(A block of data)
..........
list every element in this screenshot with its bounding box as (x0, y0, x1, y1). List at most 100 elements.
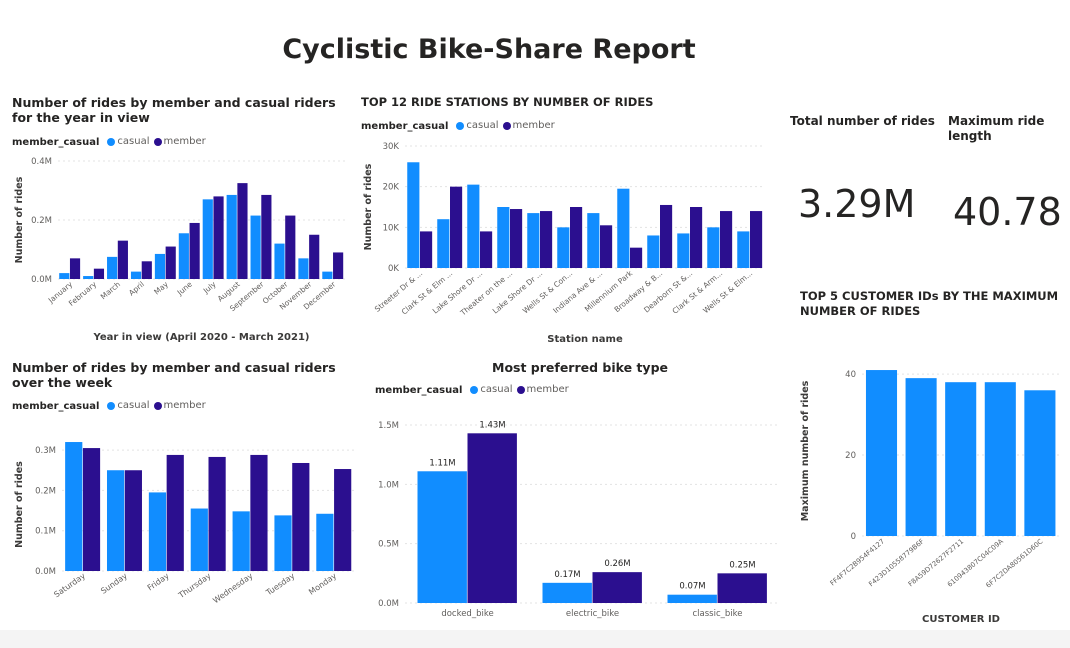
bar-casual[interactable] (542, 582, 592, 603)
legend-member[interactable]: member (163, 400, 206, 411)
bar-member[interactable] (117, 240, 128, 279)
bar-member[interactable] (237, 183, 248, 279)
bar-member[interactable] (540, 211, 553, 268)
bar-value[interactable] (1024, 390, 1056, 536)
bar-member[interactable] (82, 448, 101, 571)
bar-casual[interactable] (467, 184, 480, 268)
bar-value[interactable] (905, 378, 937, 536)
bar-member[interactable] (660, 204, 673, 268)
bar-member[interactable] (720, 211, 733, 268)
bar-member[interactable] (189, 222, 200, 279)
bar-casual[interactable] (130, 271, 142, 279)
bar-casual[interactable] (178, 233, 189, 279)
bar-member[interactable] (166, 454, 184, 571)
bar-value[interactable] (984, 382, 1016, 536)
bar-casual[interactable] (190, 508, 208, 571)
bar-casual[interactable] (417, 471, 467, 603)
bar-casual[interactable] (557, 227, 570, 268)
bar-casual[interactable] (202, 199, 213, 279)
legend-casual[interactable]: casual (480, 384, 513, 395)
bar-casual[interactable] (65, 442, 83, 571)
x-axis-title: Station name (547, 334, 623, 345)
legend-casual[interactable]: casual (117, 136, 150, 147)
bar-casual[interactable] (83, 276, 94, 279)
bar-casual[interactable] (667, 594, 717, 603)
bar-member[interactable] (285, 215, 296, 279)
bar-casual[interactable] (527, 213, 540, 268)
legend-member[interactable]: member (512, 120, 555, 131)
bar-member[interactable] (165, 246, 176, 279)
bar-member[interactable] (124, 470, 142, 571)
bar-member[interactable] (690, 207, 703, 268)
bar-casual[interactable] (737, 231, 750, 268)
bar-member[interactable] (69, 258, 81, 279)
x-tick-label: Wednesday (211, 571, 254, 605)
legend-member[interactable]: member (526, 384, 569, 395)
x-tick-label: electric_bike (566, 609, 619, 619)
bar-member[interactable] (309, 234, 320, 279)
y-tick-label: 0 (851, 532, 856, 542)
legend-member[interactable]: member (163, 136, 206, 147)
bar-casual[interactable] (250, 215, 261, 279)
bar-member[interactable] (141, 261, 152, 279)
bar-member[interactable] (630, 247, 643, 268)
bar-member[interactable] (592, 572, 642, 603)
bike-type-chart[interactable]: 0.0M 0.5M 1.0M 1.5M 1.11M 0.17M 0.07M 1.43M 0.26… (355, 400, 785, 625)
bar-casual[interactable] (154, 253, 166, 279)
bar-member[interactable] (292, 462, 310, 571)
bar-value[interactable] (865, 370, 898, 536)
bar-casual[interactable] (59, 273, 70, 279)
bar-casual[interactable] (274, 515, 292, 571)
bar-casual[interactable] (437, 219, 450, 268)
y-tick-label: 0.0M (35, 567, 56, 577)
bar-member[interactable] (333, 252, 344, 279)
y-tick-label: 0.0M (378, 599, 399, 609)
bar-member[interactable] (480, 231, 493, 268)
bar-casual[interactable] (298, 258, 309, 279)
bar-member[interactable] (208, 456, 226, 571)
weekday-chart-title: Number of rides by member and casual rid… (12, 360, 336, 390)
bar-member[interactable] (93, 268, 105, 279)
bar-casual[interactable] (707, 227, 720, 268)
legend-casual[interactable]: casual (466, 120, 499, 131)
bar-member[interactable] (213, 196, 224, 279)
bar-casual[interactable] (677, 233, 690, 268)
bar-casual[interactable] (407, 162, 420, 268)
bar-casual[interactable] (647, 235, 660, 268)
biketype-legend: member_casual casual member (375, 384, 569, 396)
bar-casual[interactable] (497, 207, 510, 268)
bar-casual[interactable] (274, 243, 285, 279)
bar-member[interactable] (450, 186, 463, 268)
member-legend-dot (153, 401, 162, 410)
bar-member[interactable] (420, 231, 433, 268)
y-tick-label: 0K (388, 264, 399, 274)
bar-member[interactable] (261, 194, 272, 279)
member-legend-dot (153, 137, 162, 146)
bar-member[interactable] (250, 454, 268, 571)
bar-casual[interactable] (226, 194, 237, 279)
bar-casual[interactable] (322, 271, 333, 279)
bar-casual[interactable] (587, 213, 600, 268)
bar-member[interactable] (334, 469, 352, 571)
bar-casual[interactable] (107, 256, 118, 279)
top-customers-chart[interactable]: 02040FF4F7C2B954F4127F423D10558779B6FF8A… (790, 340, 1065, 630)
bar-casual[interactable] (232, 511, 250, 571)
casual-legend-dot (470, 385, 479, 394)
bar-casual[interactable] (148, 492, 167, 571)
bar-casual[interactable] (106, 470, 125, 571)
bar-casual[interactable] (316, 513, 334, 571)
x-tick-label: Clark St & Elm ... (400, 269, 455, 317)
bar-member[interactable] (510, 209, 523, 268)
bar-member[interactable] (600, 225, 613, 268)
weekday-rides-chart[interactable]: 0.0M 0.1M 0.2M 0.3M Saturday Sunday Friday Thur… (0, 420, 360, 620)
bar-member[interactable] (467, 433, 517, 603)
legend-casual[interactable]: casual (117, 400, 150, 411)
y-axis-title: Number of rides (14, 176, 25, 263)
bar-casual[interactable] (617, 188, 630, 268)
bar-value[interactable] (945, 382, 977, 536)
bar-member[interactable] (570, 207, 583, 268)
bar-member[interactable] (750, 211, 763, 268)
bar-member[interactable] (717, 573, 767, 603)
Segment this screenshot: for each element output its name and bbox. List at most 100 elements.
..........
# DIRECTION
Transcribe every line of the items above word for word, leaving out the pictures.

# EXPECTED ANSWER
list every element in this screenshot with its bounding box as (x0, y0, x1, y1). List at most 100 elements.
bar-casual[interactable] (542, 582, 592, 603)
legend-member[interactable]: member (163, 400, 206, 411)
bar-member[interactable] (117, 240, 128, 279)
bar-member[interactable] (237, 183, 248, 279)
bar-member[interactable] (540, 211, 553, 268)
bar-value[interactable] (1024, 390, 1056, 536)
bar-member[interactable] (82, 448, 101, 571)
bar-casual[interactable] (467, 184, 480, 268)
bar-value[interactable] (905, 378, 937, 536)
bar-member[interactable] (660, 204, 673, 268)
bar-member[interactable] (720, 211, 733, 268)
bar-member[interactable] (189, 222, 200, 279)
bar-casual[interactable] (130, 271, 142, 279)
bar-casual[interactable] (178, 233, 189, 279)
bar-member[interactable] (166, 454, 184, 571)
bar-value[interactable] (984, 382, 1016, 536)
bar-casual[interactable] (190, 508, 208, 571)
bar-casual[interactable] (417, 471, 467, 603)
bar-casual[interactable] (557, 227, 570, 268)
bar-casual[interactable] (202, 199, 213, 279)
legend-casual[interactable]: casual (480, 384, 513, 395)
bar-casual[interactable] (65, 442, 83, 571)
x-axis-title: Station name (547, 334, 623, 345)
legend-casual[interactable]: casual (117, 136, 150, 147)
bar-casual[interactable] (83, 276, 94, 279)
bar-casual[interactable] (667, 594, 717, 603)
bar-member[interactable] (285, 215, 296, 279)
bar-casual[interactable] (527, 213, 540, 268)
legend-member[interactable]: member (512, 120, 555, 131)
bar-member[interactable] (165, 246, 176, 279)
bar-member[interactable] (124, 470, 142, 571)
bar-member[interactable] (690, 207, 703, 268)
bar-casual[interactable] (737, 231, 750, 268)
bar-member[interactable] (69, 258, 81, 279)
x-tick-label: Wednesday (211, 571, 254, 605)
legend-member[interactable]: member (526, 384, 569, 395)
x-tick-label: electric_bike (566, 609, 619, 619)
bar-member[interactable] (309, 234, 320, 279)
y-tick-label: 0 (851, 532, 856, 542)
legend-member[interactable]: member (163, 136, 206, 147)
bar-casual[interactable] (250, 215, 261, 279)
bar-member[interactable] (141, 261, 152, 279)
bar-member[interactable] (630, 247, 643, 268)
bar-member[interactable] (592, 572, 642, 603)
bike-type-chart[interactable]: 0.0M 0.5M 1.0M 1.5M 1.11M 0.17M 0.07M 1.43M 0.26… (355, 400, 785, 625)
bar-casual[interactable] (154, 253, 166, 279)
bar-member[interactable] (292, 462, 310, 571)
bar-value[interactable] (865, 370, 898, 536)
bar-casual[interactable] (59, 273, 70, 279)
bar-casual[interactable] (274, 515, 292, 571)
bar-casual[interactable] (437, 219, 450, 268)
y-tick-label: 0.0M (35, 567, 56, 577)
bar-member[interactable] (333, 252, 344, 279)
y-tick-label: 0.0M (378, 599, 399, 609)
bar-member[interactable] (480, 231, 493, 268)
bar-casual[interactable] (298, 258, 309, 279)
bar-member[interactable] (208, 456, 226, 571)
weekday-chart-title: Number of rides by member and casual rid… (12, 360, 336, 390)
bar-member[interactable] (93, 268, 105, 279)
bar-casual[interactable] (707, 227, 720, 268)
legend-casual[interactable]: casual (466, 120, 499, 131)
bar-member[interactable] (213, 196, 224, 279)
bar-casual[interactable] (677, 233, 690, 268)
bar-casual[interactable] (407, 162, 420, 268)
bar-casual[interactable] (647, 235, 660, 268)
biketype-legend: member_casual casual member (375, 384, 569, 396)
bar-casual[interactable] (497, 207, 510, 268)
bar-casual[interactable] (274, 243, 285, 279)
bar-member[interactable] (450, 186, 463, 268)
member-legend-dot (153, 401, 162, 410)
bar-member[interactable] (420, 231, 433, 268)
y-tick-label: 0K (388, 264, 399, 274)
bar-member[interactable] (261, 194, 272, 279)
member-legend-dot (153, 137, 162, 146)
bar-member[interactable] (250, 454, 268, 571)
bar-casual[interactable] (226, 194, 237, 279)
bar-casual[interactable] (322, 271, 333, 279)
bar-casual[interactable] (587, 213, 600, 268)
bar-member[interactable] (334, 469, 352, 571)
bar-casual[interactable] (107, 256, 118, 279)
top-customers-chart[interactable]: 02040FF4F7C2B954F4127F423D10558779B6FF8A… (790, 340, 1065, 630)
bar-casual[interactable] (232, 511, 250, 571)
casual-legend-dot (470, 385, 479, 394)
bar-casual[interactable] (148, 492, 167, 571)
bar-casual[interactable] (106, 470, 125, 571)
bar-casual[interactable] (316, 513, 334, 571)
x-tick-label: Clark St & Elm ... (400, 269, 455, 317)
bar-member[interactable] (510, 209, 523, 268)
bar-member[interactable] (600, 225, 613, 268)
weekday-rides-chart[interactable]: 0.0M 0.1M 0.2M 0.3M Saturday Sunday Friday Thur… (0, 420, 360, 620)
bar-member[interactable] (467, 433, 517, 603)
legend-casual[interactable]: casual (117, 400, 150, 411)
y-axis-title: Number of rides (14, 176, 25, 263)
bar-casual[interactable] (617, 188, 630, 268)
bar-value[interactable] (945, 382, 977, 536)
bar-member[interactable] (570, 207, 583, 268)
bar-member[interactable] (750, 211, 763, 268)
bar-member[interactable] (717, 573, 767, 603)
Segment this screenshot: for each element output its name and bbox. List at most 100 elements.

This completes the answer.